Please find all lines in the data that hold the string "BERLIN" and copy them.

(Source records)
■ ■ ■ ■ ■ ■ ■
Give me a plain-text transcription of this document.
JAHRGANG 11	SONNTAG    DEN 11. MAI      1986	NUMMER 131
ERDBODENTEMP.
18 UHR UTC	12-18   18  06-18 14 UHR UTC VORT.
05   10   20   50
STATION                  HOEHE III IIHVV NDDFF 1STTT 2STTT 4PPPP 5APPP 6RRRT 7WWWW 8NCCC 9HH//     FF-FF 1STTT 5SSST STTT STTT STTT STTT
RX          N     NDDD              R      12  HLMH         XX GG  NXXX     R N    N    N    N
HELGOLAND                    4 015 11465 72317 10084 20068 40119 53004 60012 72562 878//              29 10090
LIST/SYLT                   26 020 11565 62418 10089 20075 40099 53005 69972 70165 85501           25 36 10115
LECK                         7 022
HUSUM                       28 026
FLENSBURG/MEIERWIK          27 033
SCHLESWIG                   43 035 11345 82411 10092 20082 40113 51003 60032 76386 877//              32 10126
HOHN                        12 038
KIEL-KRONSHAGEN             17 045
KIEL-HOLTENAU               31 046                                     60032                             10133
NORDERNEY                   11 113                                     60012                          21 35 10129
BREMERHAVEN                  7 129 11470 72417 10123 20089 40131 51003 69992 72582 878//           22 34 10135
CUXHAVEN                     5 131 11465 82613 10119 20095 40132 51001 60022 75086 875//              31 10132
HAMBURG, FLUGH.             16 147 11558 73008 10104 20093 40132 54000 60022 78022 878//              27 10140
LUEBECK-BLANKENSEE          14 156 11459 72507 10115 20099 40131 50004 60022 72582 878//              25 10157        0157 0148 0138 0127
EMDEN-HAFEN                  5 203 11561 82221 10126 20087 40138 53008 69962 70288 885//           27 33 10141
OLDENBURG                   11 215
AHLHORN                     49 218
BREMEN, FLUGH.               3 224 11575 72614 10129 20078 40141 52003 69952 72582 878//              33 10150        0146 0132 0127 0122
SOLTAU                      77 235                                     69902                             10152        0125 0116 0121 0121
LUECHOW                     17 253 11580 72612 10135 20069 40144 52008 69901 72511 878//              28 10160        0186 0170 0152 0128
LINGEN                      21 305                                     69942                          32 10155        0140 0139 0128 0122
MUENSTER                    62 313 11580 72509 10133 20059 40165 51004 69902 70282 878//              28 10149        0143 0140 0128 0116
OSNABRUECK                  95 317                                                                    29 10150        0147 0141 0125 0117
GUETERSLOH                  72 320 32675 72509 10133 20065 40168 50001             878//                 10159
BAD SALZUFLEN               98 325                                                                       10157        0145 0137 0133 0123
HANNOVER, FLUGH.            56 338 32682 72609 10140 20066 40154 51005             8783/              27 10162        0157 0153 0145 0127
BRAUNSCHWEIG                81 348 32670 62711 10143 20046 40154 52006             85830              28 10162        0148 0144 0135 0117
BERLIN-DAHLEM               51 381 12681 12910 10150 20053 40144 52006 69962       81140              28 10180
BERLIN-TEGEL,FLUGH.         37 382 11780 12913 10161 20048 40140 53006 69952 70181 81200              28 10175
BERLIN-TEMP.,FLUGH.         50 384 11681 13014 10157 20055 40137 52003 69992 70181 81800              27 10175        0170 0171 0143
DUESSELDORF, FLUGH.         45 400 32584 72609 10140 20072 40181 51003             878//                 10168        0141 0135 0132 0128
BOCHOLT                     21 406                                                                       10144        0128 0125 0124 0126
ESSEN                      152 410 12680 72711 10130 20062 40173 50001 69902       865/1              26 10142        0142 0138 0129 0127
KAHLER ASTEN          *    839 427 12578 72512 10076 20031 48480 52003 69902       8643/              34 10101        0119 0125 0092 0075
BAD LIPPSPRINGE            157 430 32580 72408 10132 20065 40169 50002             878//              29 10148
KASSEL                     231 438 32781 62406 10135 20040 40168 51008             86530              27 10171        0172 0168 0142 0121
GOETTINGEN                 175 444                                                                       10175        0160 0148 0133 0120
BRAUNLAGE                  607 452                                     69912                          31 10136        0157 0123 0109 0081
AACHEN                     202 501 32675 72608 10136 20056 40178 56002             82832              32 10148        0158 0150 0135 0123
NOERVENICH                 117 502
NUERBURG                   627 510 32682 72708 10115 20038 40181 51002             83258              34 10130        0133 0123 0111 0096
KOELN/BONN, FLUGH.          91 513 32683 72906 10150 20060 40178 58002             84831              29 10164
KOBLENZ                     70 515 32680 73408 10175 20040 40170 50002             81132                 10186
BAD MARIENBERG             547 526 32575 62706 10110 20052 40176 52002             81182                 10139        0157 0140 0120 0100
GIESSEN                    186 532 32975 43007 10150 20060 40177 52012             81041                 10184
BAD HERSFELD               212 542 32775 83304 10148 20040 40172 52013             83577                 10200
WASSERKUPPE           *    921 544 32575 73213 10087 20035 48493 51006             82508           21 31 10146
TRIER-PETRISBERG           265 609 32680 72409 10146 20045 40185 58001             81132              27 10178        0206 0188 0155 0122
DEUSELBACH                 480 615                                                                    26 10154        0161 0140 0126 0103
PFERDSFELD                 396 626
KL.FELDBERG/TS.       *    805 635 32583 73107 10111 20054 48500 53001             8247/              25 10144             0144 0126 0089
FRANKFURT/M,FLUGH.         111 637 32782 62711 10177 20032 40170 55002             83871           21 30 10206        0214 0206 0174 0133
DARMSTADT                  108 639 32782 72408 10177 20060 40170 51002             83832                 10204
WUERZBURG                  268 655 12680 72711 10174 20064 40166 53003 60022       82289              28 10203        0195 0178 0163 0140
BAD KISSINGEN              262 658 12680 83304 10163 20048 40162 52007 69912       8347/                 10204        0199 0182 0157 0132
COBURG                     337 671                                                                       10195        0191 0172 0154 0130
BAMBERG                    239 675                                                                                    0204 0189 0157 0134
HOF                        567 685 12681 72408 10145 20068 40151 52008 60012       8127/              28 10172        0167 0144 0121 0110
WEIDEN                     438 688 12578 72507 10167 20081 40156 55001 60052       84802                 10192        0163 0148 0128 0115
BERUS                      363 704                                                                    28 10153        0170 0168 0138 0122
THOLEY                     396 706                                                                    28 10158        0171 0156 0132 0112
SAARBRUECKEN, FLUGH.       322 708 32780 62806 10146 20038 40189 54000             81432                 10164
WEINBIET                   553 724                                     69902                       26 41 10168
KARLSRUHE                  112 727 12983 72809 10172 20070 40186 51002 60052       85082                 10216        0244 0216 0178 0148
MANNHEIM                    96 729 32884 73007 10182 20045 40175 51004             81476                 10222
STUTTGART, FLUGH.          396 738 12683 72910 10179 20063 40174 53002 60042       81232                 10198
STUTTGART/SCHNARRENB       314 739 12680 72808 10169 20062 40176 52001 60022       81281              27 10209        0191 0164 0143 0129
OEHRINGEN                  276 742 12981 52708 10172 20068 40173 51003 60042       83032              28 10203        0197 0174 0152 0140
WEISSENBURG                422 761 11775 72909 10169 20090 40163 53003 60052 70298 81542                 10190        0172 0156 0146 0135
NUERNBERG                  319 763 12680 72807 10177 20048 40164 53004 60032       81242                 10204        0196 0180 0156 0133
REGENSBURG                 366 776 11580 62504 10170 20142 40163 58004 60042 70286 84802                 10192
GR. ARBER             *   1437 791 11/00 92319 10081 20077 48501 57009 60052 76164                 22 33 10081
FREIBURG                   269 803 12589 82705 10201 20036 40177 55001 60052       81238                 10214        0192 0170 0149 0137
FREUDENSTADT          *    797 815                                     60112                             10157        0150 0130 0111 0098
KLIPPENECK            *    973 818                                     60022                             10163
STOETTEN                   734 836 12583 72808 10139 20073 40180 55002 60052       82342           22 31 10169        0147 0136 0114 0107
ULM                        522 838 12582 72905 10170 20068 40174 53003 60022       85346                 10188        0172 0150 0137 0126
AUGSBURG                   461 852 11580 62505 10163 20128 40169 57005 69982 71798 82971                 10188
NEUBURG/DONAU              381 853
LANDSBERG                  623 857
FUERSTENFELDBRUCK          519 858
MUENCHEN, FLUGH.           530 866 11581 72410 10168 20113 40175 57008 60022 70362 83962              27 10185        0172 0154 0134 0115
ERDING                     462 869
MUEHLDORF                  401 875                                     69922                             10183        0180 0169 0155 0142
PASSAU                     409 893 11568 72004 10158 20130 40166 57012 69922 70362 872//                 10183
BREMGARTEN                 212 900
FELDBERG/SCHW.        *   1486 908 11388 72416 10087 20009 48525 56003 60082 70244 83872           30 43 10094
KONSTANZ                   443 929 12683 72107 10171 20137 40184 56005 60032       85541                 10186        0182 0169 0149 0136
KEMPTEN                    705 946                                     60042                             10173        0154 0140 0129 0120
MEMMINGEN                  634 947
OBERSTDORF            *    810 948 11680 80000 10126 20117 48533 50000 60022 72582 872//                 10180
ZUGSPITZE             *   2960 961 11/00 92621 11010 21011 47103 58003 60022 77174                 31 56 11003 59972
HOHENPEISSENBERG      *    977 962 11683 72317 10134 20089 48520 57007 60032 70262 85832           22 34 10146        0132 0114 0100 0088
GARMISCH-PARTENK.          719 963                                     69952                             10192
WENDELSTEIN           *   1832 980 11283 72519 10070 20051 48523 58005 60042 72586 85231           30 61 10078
■ ■ ■ ■ ■ ■ ■
§ THE COMPLETED TASK
BERLIN-DAHLEM               51 381 12681 12910 10150 20053 40144 52006 69962       81140              28 10180
BERLIN-TEGEL,FLUGH.         37 382 11780 12913 10161 20048 40140 53006 69952 70181 81200              28 10175
BERLIN-TEMP.,FLUGH.         50 384 11681 13014 10157 20055 40137 52003 69992 70181 81800              27 10175        0170 0171 0143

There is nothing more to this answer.